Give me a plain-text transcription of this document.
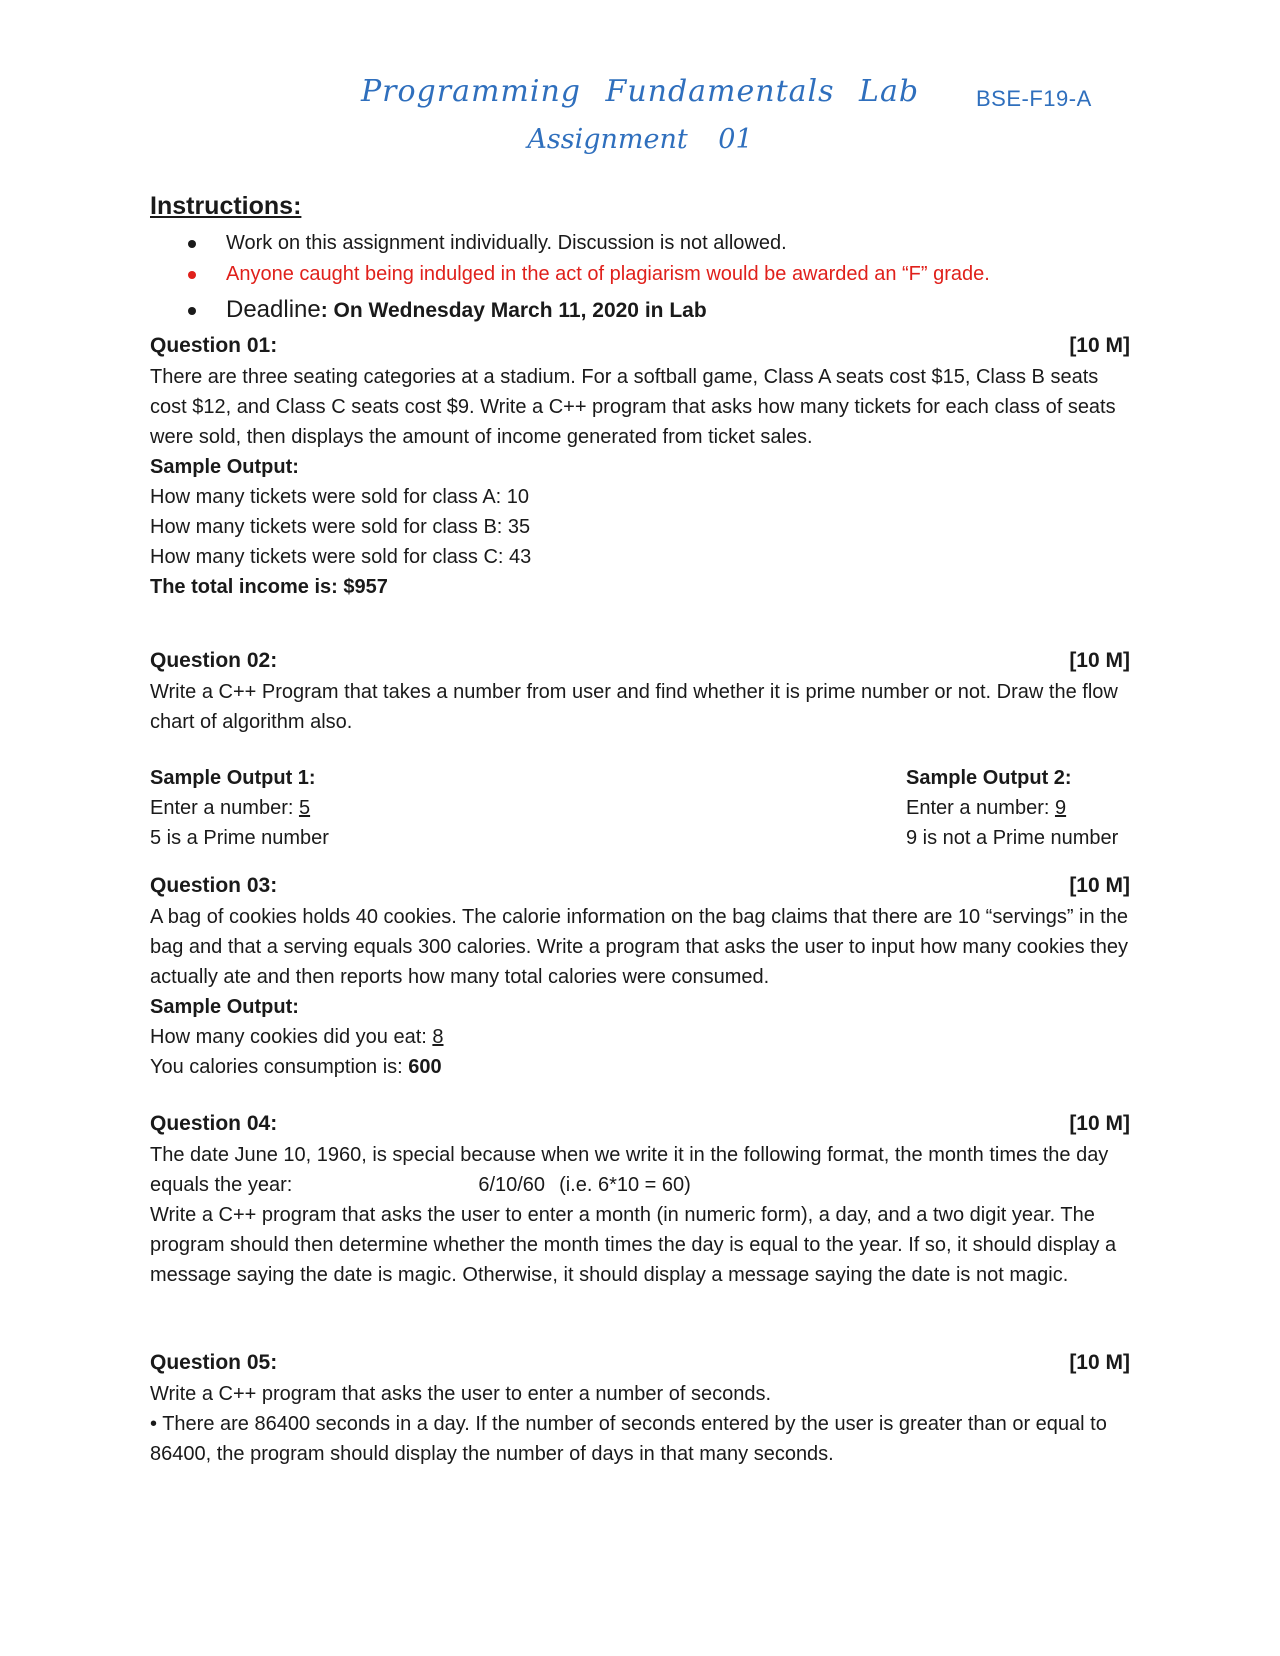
Programming Fundamentals Lab
Assignment 01
BSE-F19-A
Instructions:
Work on this assignment individually. Discussion is not allowed.
Anyone caught being indulged in the act of plagiarism would be awarded an “F” grade.
Deadline: On Wednesday March 11, 2020 in Lab
Question 01:	[10 M]

There are three seating categories at a stadium. For a softball game, Class A seats cost $15, Class B seats cost $12, and Class C seats cost $9. Write a C++ program that asks how many tickets for each class of seats were sold, then displays the amount of income generated from ticket sales.

Sample Output:
How many tickets were sold for class A: 10
How many tickets were sold for class B: 35
How many tickets were sold for class C: 43
The total income is: $957
Question 02:	[10 M]

Write a C++ Program that takes a number from user and find whether it is prime number or not. Draw the flow chart of algorithm also.

Sample Output 1:
Enter a number: 5
5 is a Prime number
Sample Output 2:
Enter a number: 9
9 is not a Prime number
Question 03:	[10 M]

A bag of cookies holds 40 cookies. The calorie information on the bag claims that there are 10 “servings” in the bag and that a serving equals 300 calories. Write a program that asks the user to input how many cookies they actually ate and then reports how many total calories were consumed.

Sample Output:
How many cookies did you eat: 8
You calories consumption is: 600
Question 04:	[10 M]

The date June 10, 1960, is special because when we write it in the following format, the month times the day equals the year:	6/10/60 (i.e. 6*10 = 60)

Write a C++ program that asks the user to enter a month (in numeric form), a day, and a two digit year. The program should then determine whether the month times the day is equal to the year. If so, it should display a message saying the date is magic. Otherwise, it should display a message saying the date is not magic.

Question 05:	[10 M]

Write a C++ program that asks the user to enter a number of seconds.

• There are 86400 seconds in a day. If the number of seconds entered by the user is greater than or equal to 86400, the program should display the number of days in that many seconds.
==*==
• **Exercise goal**
Without including any pictures, print all of the material exactly as given.

• **Full response**
Give me a plain-text transcription of this document.
Programming Fundamentals Lab
Assignment 01
BSE-F19-A
Instructions:
Work on this assignment individually. Discussion is not allowed.
Anyone caught being indulged in the act of plagiarism would be awarded an “F” grade.
Deadline: On Wednesday March 11, 2020 in Lab
Question 01:	[10 M]

There are three seating categories at a stadium. For a softball game, Class A seats cost $15, Class B seats cost $12, and Class C seats cost $9. Write a C++ program that asks how many tickets for each class of seats were sold, then displays the amount of income generated from ticket sales.

Sample Output:
How many tickets were sold for class A: 10
How many tickets were sold for class B: 35
How many tickets were sold for class C: 43
The total income is: $957
Question 02:	[10 M]

Write a C++ Program that takes a number from user and find whether it is prime number or not. Draw the flow chart of algorithm also.

Sample Output 1:
Enter a number: 5
5 is a Prime number
Sample Output 2:
Enter a number: 9
9 is not a Prime number
Question 03:	[10 M]

A bag of cookies holds 40 cookies. The calorie information on the bag claims that there are 10 “servings” in the bag and that a serving equals 300 calories. Write a program that asks the user to input how many cookies they actually ate and then reports how many total calories were consumed.

Sample Output:
How many cookies did you eat: 8
You calories consumption is: 600
Question 04:	[10 M]

The date June 10, 1960, is special because when we write it in the following format, the month times the day equals the year:	6/10/60 (i.e. 6*10 = 60)

Write a C++ program that asks the user to enter a month (in numeric form), a day, and a two digit year. The program should then determine whether the month times the day is equal to the year. If so, it should display a message saying the date is magic. Otherwise, it should display a message saying the date is not magic.

Question 05:	[10 M]

Write a C++ program that asks the user to enter a number of seconds.

• There are 86400 seconds in a day. If the number of seconds entered by the user is greater than or equal to 86400, the program should display the number of days in that many seconds.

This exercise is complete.